WHAT IS BEING ASKED
Find every line in the data that contains the word "Stability". Return each of those lines.
◇ ◇ ◇
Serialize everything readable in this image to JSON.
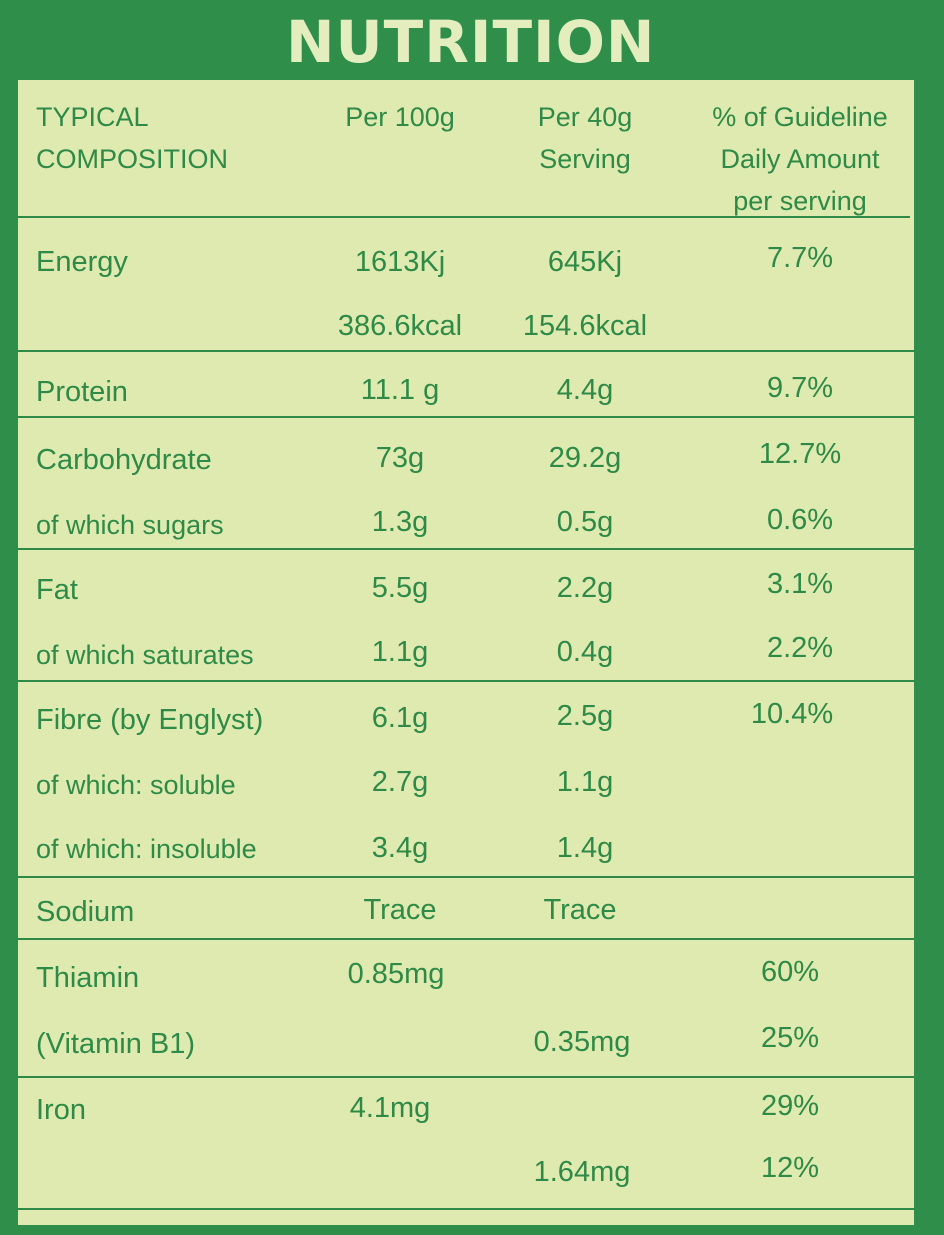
{
  "title": "NUTRITION",
  "header": {
    "composition": "TYPICAL\nCOMPOSITION",
    "per100": "Per 100g",
    "per40": "Per 40g\nServing",
    "gda": "% of Guideline\nDaily Amount\nper serving"
  },
  "rows": [
    {
      "label": "Energy",
      "per100": "1613Kj",
      "per40": "645Kj",
      "gda": "7.7%"
    },
    {
      "label": "",
      "per100": "386.6kcal",
      "per40": "154.6kcal",
      "gda": ""
    },
    {
      "label": "Protein",
      "per100": "11.1 g",
      "per40": "4.4g",
      "gda": "9.7%"
    },
    {
      "label": "Carbohydrate",
      "per100": "73g",
      "per40": "29.2g",
      "gda": "12.7%"
    },
    {
      "label": "of which sugars",
      "per100": "1.3g",
      "per40": "0.5g",
      "gda": "0.6%"
    },
    {
      "label": "Fat",
      "per100": "5.5g",
      "per40": "2.2g",
      "gda": "3.1%"
    },
    {
      "label": "of which saturates",
      "per100": "1.1g",
      "per40": "0.4g",
      "gda": "2.2%"
    },
    {
      "label": "Fibre (by Englyst)",
      "per100": "6.1g",
      "per40": "2.5g",
      "gda": "10.4%"
    },
    {
      "label": "of which: soluble",
      "per100": "2.7g",
      "per40": "1.1g",
      "gda": ""
    },
    {
      "label": "of which: insoluble",
      "per100": "3.4g",
      "per40": "1.4g",
      "gda": ""
    },
    {
      "label": "Sodium",
      "per100": "Trace",
      "per40": "Trace",
      "gda": ""
    },
    {
      "label": "Thiamin",
      "per100": "0.85mg",
      "per40": "",
      "gda": "60%"
    },
    {
      "label": "(Vitamin B1)",
      "per100": "",
      "per40": "0.35mg",
      "gda": "25%"
    },
    {
      "label": "Iron",
      "per100": "4.1mg",
      "per40": "",
      "gda": "29%"
    },
    {
      "label": "",
      "per100": "",
      "per40": "1.64mg",
      "gda": "12%"
    }
  ]
}
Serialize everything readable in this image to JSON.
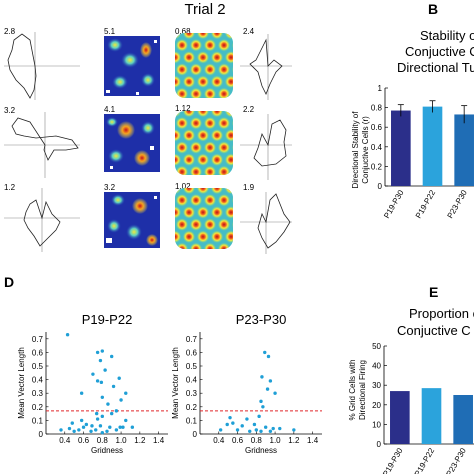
{
  "figure": {
    "trial_title": "Trial 2",
    "panel_letters": {
      "b": "B",
      "d": "D",
      "e": "E"
    }
  },
  "rate_maps": {
    "rows": [
      {
        "left_polar_value": "2.8",
        "rate_map_value": "5.1",
        "autocorr_value": "0.68",
        "right_polar_value": "2.4"
      },
      {
        "left_polar_value": "3.2",
        "rate_map_value": "4.1",
        "autocorr_value": "1.12",
        "right_polar_value": "2.2"
      },
      {
        "left_polar_value": "1.2",
        "rate_map_value": "3.2",
        "autocorr_value": "1.02",
        "right_polar_value": "1.9"
      }
    ]
  },
  "panel_b": {
    "title_lines": [
      "Stability o",
      "Conjuctive C",
      "Directional Tu"
    ],
    "ylabel_lines": [
      "Directional Stability of",
      "Conjuctive Cells (r)"
    ]
  },
  "panel_e": {
    "title_lines": [
      "Proportion o",
      "Conjuctive C"
    ],
    "ylabel_lines": [
      "% Grid Cells with",
      "Directional Firing"
    ]
  },
  "chart_data": [
    {
      "type": "bar",
      "panel": "B",
      "categories": [
        "P19-P30",
        "P19-P22",
        "P23-P30"
      ],
      "values": [
        0.77,
        0.81,
        0.73
      ],
      "errors": [
        0.06,
        0.06,
        0.09
      ],
      "colors": [
        "#2b2f8a",
        "#2ba3dc",
        "#1f6db5"
      ],
      "ylim": [
        0,
        1
      ],
      "yticks": [
        "0",
        "0.2",
        "0.4",
        "0.6",
        "0.8",
        "1"
      ]
    },
    {
      "type": "scatter",
      "panel": "D-left",
      "title": "P19-P22",
      "xlabel": "Gridness",
      "ylabel": "Mean Vector Length",
      "xlim": [
        0.2,
        1.5
      ],
      "ylim": [
        0,
        0.75
      ],
      "xticks": [
        "0.4",
        "0.6",
        "0.8",
        "1.0",
        "1.2",
        "1.4"
      ],
      "yticks": [
        "0",
        "0.1",
        "0.2",
        "0.3",
        "0.4",
        "0.5",
        "0.6",
        "0.7"
      ],
      "threshold": 0.17,
      "point_color": "#1f9fd6",
      "threshold_color": "#e0262a",
      "points": [
        [
          0.43,
          0.73
        ],
        [
          0.75,
          0.6
        ],
        [
          0.8,
          0.61
        ],
        [
          0.78,
          0.54
        ],
        [
          0.9,
          0.57
        ],
        [
          0.83,
          0.47
        ],
        [
          0.7,
          0.44
        ],
        [
          0.75,
          0.39
        ],
        [
          0.79,
          0.38
        ],
        [
          0.92,
          0.35
        ],
        [
          0.98,
          0.41
        ],
        [
          0.58,
          0.3
        ],
        [
          0.8,
          0.27
        ],
        [
          1.0,
          0.25
        ],
        [
          0.86,
          0.22
        ],
        [
          1.05,
          0.3
        ],
        [
          0.95,
          0.17
        ],
        [
          0.9,
          0.15
        ],
        [
          0.8,
          0.13
        ],
        [
          0.75,
          0.11
        ],
        [
          0.58,
          0.1
        ],
        [
          0.48,
          0.08
        ],
        [
          0.63,
          0.07
        ],
        [
          0.69,
          0.06
        ],
        [
          0.78,
          0.06
        ],
        [
          0.88,
          0.05
        ],
        [
          0.99,
          0.05
        ],
        [
          0.45,
          0.04
        ],
        [
          0.36,
          0.03
        ],
        [
          0.55,
          0.03
        ],
        [
          0.73,
          0.03
        ],
        [
          0.85,
          0.02
        ],
        [
          0.95,
          0.03
        ],
        [
          1.02,
          0.05
        ],
        [
          1.12,
          0.05
        ],
        [
          0.68,
          0.02
        ],
        [
          0.5,
          0.02
        ],
        [
          0.8,
          0.01
        ],
        [
          0.6,
          0.05
        ],
        [
          1.05,
          0.1
        ],
        [
          0.74,
          0.15
        ]
      ]
    },
    {
      "type": "scatter",
      "panel": "D-right",
      "title": "P23-P30",
      "xlabel": "Gridness",
      "ylabel": "Mean Vector Length",
      "xlim": [
        0.2,
        1.5
      ],
      "ylim": [
        0,
        0.75
      ],
      "xticks": [
        "0.4",
        "0.6",
        "0.8",
        "1.0",
        "1.2",
        "1.4"
      ],
      "yticks": [
        "0",
        "0.1",
        "0.2",
        "0.3",
        "0.4",
        "0.5",
        "0.6",
        "0.7"
      ],
      "threshold": 0.17,
      "point_color": "#1f9fd6",
      "threshold_color": "#e0262a",
      "points": [
        [
          0.89,
          0.6
        ],
        [
          0.93,
          0.57
        ],
        [
          0.86,
          0.42
        ],
        [
          0.95,
          0.39
        ],
        [
          0.92,
          0.33
        ],
        [
          0.85,
          0.24
        ],
        [
          1.0,
          0.3
        ],
        [
          0.87,
          0.2
        ],
        [
          0.83,
          0.13
        ],
        [
          0.7,
          0.11
        ],
        [
          0.55,
          0.08
        ],
        [
          0.49,
          0.07
        ],
        [
          0.65,
          0.06
        ],
        [
          0.78,
          0.07
        ],
        [
          0.9,
          0.05
        ],
        [
          0.98,
          0.04
        ],
        [
          0.42,
          0.03
        ],
        [
          0.6,
          0.03
        ],
        [
          0.73,
          0.02
        ],
        [
          0.85,
          0.02
        ],
        [
          0.95,
          0.02
        ],
        [
          1.05,
          0.04
        ],
        [
          1.2,
          0.03
        ],
        [
          0.52,
          0.12
        ],
        [
          0.8,
          0.03
        ]
      ]
    },
    {
      "type": "bar",
      "panel": "E",
      "categories": [
        "P19-P30",
        "P19-P22",
        "P23-P30"
      ],
      "values": [
        27,
        28.5,
        25
      ],
      "colors": [
        "#2b2f8a",
        "#2ba3dc",
        "#1f6db5"
      ],
      "ylim": [
        0,
        50
      ],
      "yticks": [
        "0",
        "10",
        "20",
        "30",
        "40",
        "50"
      ]
    }
  ]
}
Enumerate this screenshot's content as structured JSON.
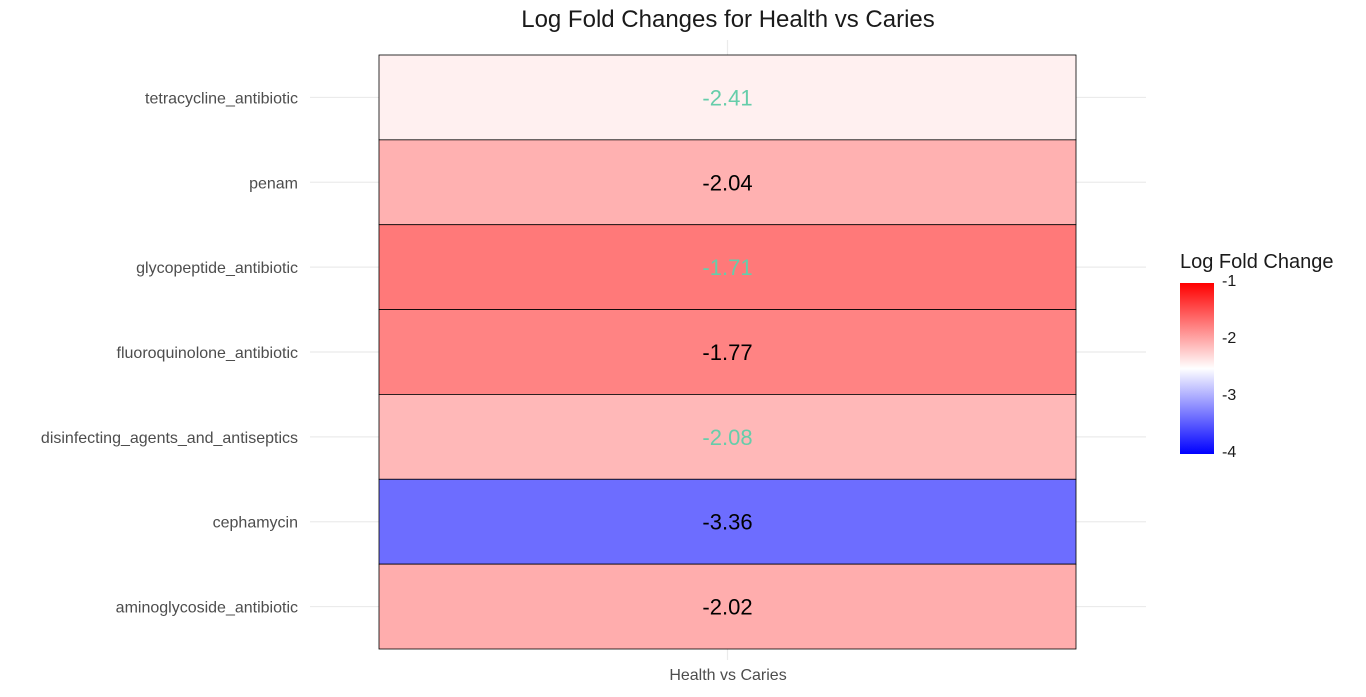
◇ ◇ ◇
EXERCISE SOLUTION
      "Stability o",
      "Directional Stability of",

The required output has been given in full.